» **Fragmento seleccionado**:
Por Ariel Torres
Dicen que la muerte es el
final del camino. También dicen que ella está tan segura de vencer, que nos da
toda una vida de ventaja. Frases, frases y más frases, algunas con verdadero
sentido, otras con sorna, y muchas sin asidero.
Lo real y verdadero es que
transitamos la vida como si nos perteneciera, como si el mundo girara a nuestro
alrededor y como si no le debiéramos nuestra existencia a nadie. Un error
monumental que pretendemos arreglar con nosotros mismos cuando nos toca el
hombro, cuando se nos acerca, cuando sentimos su aliento… cuando perdemos a
alguien cercano al alma.
Y ahí se nos llena el espíritu
de preguntas, por no decir otra cosa.
Los mandatos y prerrogativas
nos indican que de la muerte no se habla, que no se la trata, no se la toca, no
se la nombra, y cuando pasa cerca hay que persignarse y encomendarse al
altísimo, sin pensar demasiado en lo que hacemos o decimos. Creemos
–erróneamente- que es algo que sólo les pasa a los enfermos o a los viejos, por
una simple cuestión de que “así es como debe ser”.

» **Extracto de datos**:

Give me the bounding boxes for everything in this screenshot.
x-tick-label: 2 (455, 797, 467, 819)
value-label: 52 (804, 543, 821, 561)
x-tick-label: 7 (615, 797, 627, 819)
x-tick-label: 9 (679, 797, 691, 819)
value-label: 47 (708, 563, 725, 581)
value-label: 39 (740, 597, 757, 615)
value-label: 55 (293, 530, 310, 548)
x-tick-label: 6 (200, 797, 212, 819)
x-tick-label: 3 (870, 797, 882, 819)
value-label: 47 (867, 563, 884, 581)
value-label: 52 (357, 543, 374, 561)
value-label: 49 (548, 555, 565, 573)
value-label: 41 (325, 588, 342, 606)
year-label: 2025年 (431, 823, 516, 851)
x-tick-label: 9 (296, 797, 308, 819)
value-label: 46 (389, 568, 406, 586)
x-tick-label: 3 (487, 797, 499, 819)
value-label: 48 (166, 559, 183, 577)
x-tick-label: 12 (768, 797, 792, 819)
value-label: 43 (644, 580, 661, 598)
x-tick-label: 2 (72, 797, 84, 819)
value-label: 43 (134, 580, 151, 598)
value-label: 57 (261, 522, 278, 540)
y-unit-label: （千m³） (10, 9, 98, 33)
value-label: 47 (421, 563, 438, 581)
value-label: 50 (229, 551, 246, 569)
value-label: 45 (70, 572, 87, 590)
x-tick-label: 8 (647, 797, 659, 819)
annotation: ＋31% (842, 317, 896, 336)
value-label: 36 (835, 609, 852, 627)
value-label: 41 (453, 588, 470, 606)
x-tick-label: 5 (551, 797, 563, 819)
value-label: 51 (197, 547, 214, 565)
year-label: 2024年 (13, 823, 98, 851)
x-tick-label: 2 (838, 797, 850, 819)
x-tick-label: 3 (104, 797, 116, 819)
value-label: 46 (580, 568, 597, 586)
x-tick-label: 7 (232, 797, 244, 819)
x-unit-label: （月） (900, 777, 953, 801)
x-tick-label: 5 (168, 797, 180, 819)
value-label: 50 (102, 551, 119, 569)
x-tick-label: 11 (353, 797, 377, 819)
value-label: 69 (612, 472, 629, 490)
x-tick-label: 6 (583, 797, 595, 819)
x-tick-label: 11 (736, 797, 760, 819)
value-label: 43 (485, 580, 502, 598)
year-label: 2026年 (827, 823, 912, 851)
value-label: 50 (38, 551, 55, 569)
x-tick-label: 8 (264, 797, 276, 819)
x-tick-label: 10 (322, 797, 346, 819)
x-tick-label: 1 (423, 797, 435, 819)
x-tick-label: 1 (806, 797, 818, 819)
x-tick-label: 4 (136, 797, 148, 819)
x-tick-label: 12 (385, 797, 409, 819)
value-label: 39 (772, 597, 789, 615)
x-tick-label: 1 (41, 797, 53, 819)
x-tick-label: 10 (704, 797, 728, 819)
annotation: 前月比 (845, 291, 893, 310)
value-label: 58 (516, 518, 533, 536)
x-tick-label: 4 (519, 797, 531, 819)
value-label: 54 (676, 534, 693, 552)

» **Consigna 1**:
Copia de nuevo el texto sobre la muerte, empezando por "Lo real y verdadero" y siguiendo hasta "cercano al alma.", y cambia "monumental" por "enorme".
» **Consigna 2**:
En el texto sobre la muerte, ¿qué dicen que nos da la muerte por estar tan segura de vencer?

» **Solución completa 1**:
Lo real y verdadero es que
transitamos la vida como si nos perteneciera, como si el mundo girara a nuestro
alrededor y como si no le debiéramos nuestra existencia a nadie. Un error
enorme que pretendemos arreglar con nosotros mismos cuando nos toca el
hombro, cuando se nos acerca, cuando sentimos su aliento… cuando perdemos a
alguien cercano al alma.

» **Solución completa 2**:
Toda una vida de ventaja.